WHAT THE TASK REQUIRES: Pictures stay out of the copy; set down each line of the listing below exactly.
# # # #
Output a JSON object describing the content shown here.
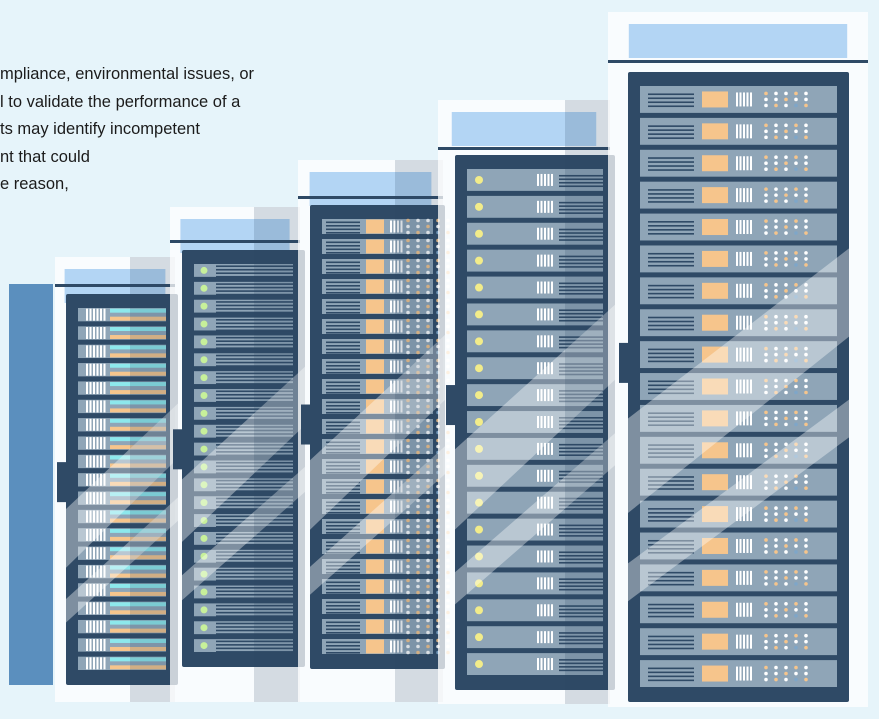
{
  "article": {
    "lines": [
      "mpliance, environmental issues, or",
      "l to validate the performance of a",
      "ts may identify incompetent",
      "nt that could",
      "e reason,"
    ]
  },
  "illustration": {
    "subject": "server-racks",
    "colors": {
      "background": "#e6f4fa",
      "frame": "#2f4a66",
      "unit": "#8fa5b7",
      "panel_bg": "#c7dcf3",
      "top_panel": "#b3d5f4",
      "accent_orange": "#f6c58c",
      "accent_cyan": "#8de8ec",
      "accent_yellow": "#f2ec8a",
      "accent_green": "#c7f09a",
      "side_bar": "#5b8fbe"
    }
  }
}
# # # #
ANSWER TO THE TASK:
Output a JSON object describing the content shown here.
{
  "article": {
    "lines": [
      "mpliance, environmental issues, or",
      "l to validate the performance of a",
      "ts may identify incompetent",
      "nt that could",
      "e reason,"
    ]
  },
  "illustration": {
    "subject": "server-racks",
    "colors": {
      "background": "#e6f4fa",
      "frame": "#2f4a66",
      "unit": "#8fa5b7",
      "panel_bg": "#c7dcf3",
      "top_panel": "#b3d5f4",
      "accent_orange": "#f6c58c",
      "accent_cyan": "#8de8ec",
      "accent_yellow": "#f2ec8a",
      "accent_green": "#c7f09a",
      "side_bar": "#5b8fbe"
    }
  }
}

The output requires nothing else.